** BEGIN DATASET CONTENT **

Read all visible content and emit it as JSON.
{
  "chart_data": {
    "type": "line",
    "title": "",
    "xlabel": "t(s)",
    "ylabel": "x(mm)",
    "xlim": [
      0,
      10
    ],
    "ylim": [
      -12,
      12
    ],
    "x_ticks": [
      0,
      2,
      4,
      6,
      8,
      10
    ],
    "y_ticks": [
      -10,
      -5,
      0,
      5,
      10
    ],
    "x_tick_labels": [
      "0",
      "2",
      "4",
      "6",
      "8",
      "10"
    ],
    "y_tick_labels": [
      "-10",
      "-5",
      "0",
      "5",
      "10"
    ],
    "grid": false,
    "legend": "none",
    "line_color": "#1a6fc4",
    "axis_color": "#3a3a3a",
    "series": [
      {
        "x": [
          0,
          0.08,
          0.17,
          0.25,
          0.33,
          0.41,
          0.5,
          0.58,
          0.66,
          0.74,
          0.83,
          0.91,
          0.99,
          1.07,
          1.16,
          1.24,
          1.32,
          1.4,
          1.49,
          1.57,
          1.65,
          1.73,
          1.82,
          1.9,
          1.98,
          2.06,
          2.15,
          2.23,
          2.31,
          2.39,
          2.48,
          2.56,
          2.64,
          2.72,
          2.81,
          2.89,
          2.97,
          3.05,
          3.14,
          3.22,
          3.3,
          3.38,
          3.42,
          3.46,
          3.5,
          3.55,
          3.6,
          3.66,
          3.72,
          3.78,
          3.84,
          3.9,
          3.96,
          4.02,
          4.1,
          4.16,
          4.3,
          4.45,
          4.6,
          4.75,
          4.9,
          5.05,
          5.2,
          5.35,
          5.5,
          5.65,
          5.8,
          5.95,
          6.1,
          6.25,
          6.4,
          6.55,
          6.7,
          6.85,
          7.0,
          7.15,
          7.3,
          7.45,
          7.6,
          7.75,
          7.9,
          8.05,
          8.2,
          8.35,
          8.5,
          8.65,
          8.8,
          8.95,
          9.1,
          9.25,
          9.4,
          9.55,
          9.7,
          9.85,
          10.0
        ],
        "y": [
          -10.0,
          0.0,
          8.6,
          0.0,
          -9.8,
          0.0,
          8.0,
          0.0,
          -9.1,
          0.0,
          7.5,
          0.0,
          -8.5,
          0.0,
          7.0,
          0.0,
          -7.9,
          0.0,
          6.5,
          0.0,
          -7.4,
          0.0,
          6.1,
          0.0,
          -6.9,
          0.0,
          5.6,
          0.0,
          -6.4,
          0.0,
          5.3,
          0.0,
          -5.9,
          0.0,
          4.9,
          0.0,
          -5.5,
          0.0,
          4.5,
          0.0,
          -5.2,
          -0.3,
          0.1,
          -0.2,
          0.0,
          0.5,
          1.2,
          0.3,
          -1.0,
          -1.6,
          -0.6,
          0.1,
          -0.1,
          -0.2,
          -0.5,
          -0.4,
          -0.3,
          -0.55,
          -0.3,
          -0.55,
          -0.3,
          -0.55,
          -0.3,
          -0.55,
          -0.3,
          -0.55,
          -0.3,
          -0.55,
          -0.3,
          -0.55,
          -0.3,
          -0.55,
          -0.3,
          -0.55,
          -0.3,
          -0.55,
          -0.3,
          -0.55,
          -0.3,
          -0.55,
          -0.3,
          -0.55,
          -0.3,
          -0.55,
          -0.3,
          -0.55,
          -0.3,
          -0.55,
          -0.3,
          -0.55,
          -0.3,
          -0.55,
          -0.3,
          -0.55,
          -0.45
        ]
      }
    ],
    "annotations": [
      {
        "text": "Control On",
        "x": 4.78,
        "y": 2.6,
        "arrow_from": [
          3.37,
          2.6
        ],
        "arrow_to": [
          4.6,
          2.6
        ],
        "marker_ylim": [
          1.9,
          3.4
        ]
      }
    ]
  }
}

** END DATASET CONTENT **

BRIEF >>
Extract the complete listing above, reproducing each line exactly.

SOLUTION FOR THIS PROBLEM >>
Read all visible content and emit it as JSON.
{
  "chart_data": {
    "type": "line",
    "title": "",
    "xlabel": "t(s)",
    "ylabel": "x(mm)",
    "xlim": [
      0,
      10
    ],
    "ylim": [
      -12,
      12
    ],
    "x_ticks": [
      0,
      2,
      4,
      6,
      8,
      10
    ],
    "y_ticks": [
      -10,
      -5,
      0,
      5,
      10
    ],
    "x_tick_labels": [
      "0",
      "2",
      "4",
      "6",
      "8",
      "10"
    ],
    "y_tick_labels": [
      "-10",
      "-5",
      "0",
      "5",
      "10"
    ],
    "grid": false,
    "legend": "none",
    "line_color": "#1a6fc4",
    "axis_color": "#3a3a3a",
    "series": [
      {
        "x": [
          0,
          0.08,
          0.17,
          0.25,
          0.33,
          0.41,
          0.5,
          0.58,
          0.66,
          0.74,
          0.83,
          0.91,
          0.99,
          1.07,
          1.16,
          1.24,
          1.32,
          1.4,
          1.49,
          1.57,
          1.65,
          1.73,
          1.82,
          1.9,
          1.98,
          2.06,
          2.15,
          2.23,
          2.31,
          2.39,
          2.48,
          2.56,
          2.64,
          2.72,
          2.81,
          2.89,
          2.97,
          3.05,
          3.14,
          3.22,
          3.3,
          3.38,
          3.42,
          3.46,
          3.5,
          3.55,
          3.6,
          3.66,
          3.72,
          3.78,
          3.84,
          3.9,
          3.96,
          4.02,
          4.1,
          4.16,
          4.3,
          4.45,
          4.6,
          4.75,
          4.9,
          5.05,
          5.2,
          5.35,
          5.5,
          5.65,
          5.8,
          5.95,
          6.1,
          6.25,
          6.4,
          6.55,
          6.7,
          6.85,
          7.0,
          7.15,
          7.3,
          7.45,
          7.6,
          7.75,
          7.9,
          8.05,
          8.2,
          8.35,
          8.5,
          8.65,
          8.8,
          8.95,
          9.1,
          9.25,
          9.4,
          9.55,
          9.7,
          9.85,
          10.0
        ],
        "y": [
          -10.0,
          0.0,
          8.6,
          0.0,
          -9.8,
          0.0,
          8.0,
          0.0,
          -9.1,
          0.0,
          7.5,
          0.0,
          -8.5,
          0.0,
          7.0,
          0.0,
          -7.9,
          0.0,
          6.5,
          0.0,
          -7.4,
          0.0,
          6.1,
          0.0,
          -6.9,
          0.0,
          5.6,
          0.0,
          -6.4,
          0.0,
          5.3,
          0.0,
          -5.9,
          0.0,
          4.9,
          0.0,
          -5.5,
          0.0,
          4.5,
          0.0,
          -5.2,
          -0.3,
          0.1,
          -0.2,
          0.0,
          0.5,
          1.2,
          0.3,
          -1.0,
          -1.6,
          -0.6,
          0.1,
          -0.1,
          -0.2,
          -0.5,
          -0.4,
          -0.3,
          -0.55,
          -0.3,
          -0.55,
          -0.3,
          -0.55,
          -0.3,
          -0.55,
          -0.3,
          -0.55,
          -0.3,
          -0.55,
          -0.3,
          -0.55,
          -0.3,
          -0.55,
          -0.3,
          -0.55,
          -0.3,
          -0.55,
          -0.3,
          -0.55,
          -0.3,
          -0.55,
          -0.3,
          -0.55,
          -0.3,
          -0.55,
          -0.3,
          -0.55,
          -0.3,
          -0.55,
          -0.3,
          -0.55,
          -0.3,
          -0.55,
          -0.3,
          -0.55,
          -0.45
        ]
      }
    ],
    "annotations": [
      {
        "text": "Control On",
        "x": 4.78,
        "y": 2.6,
        "arrow_from": [
          3.37,
          2.6
        ],
        "arrow_to": [
          4.6,
          2.6
        ],
        "marker_ylim": [
          1.9,
          3.4
        ]
      }
    ]
  }
}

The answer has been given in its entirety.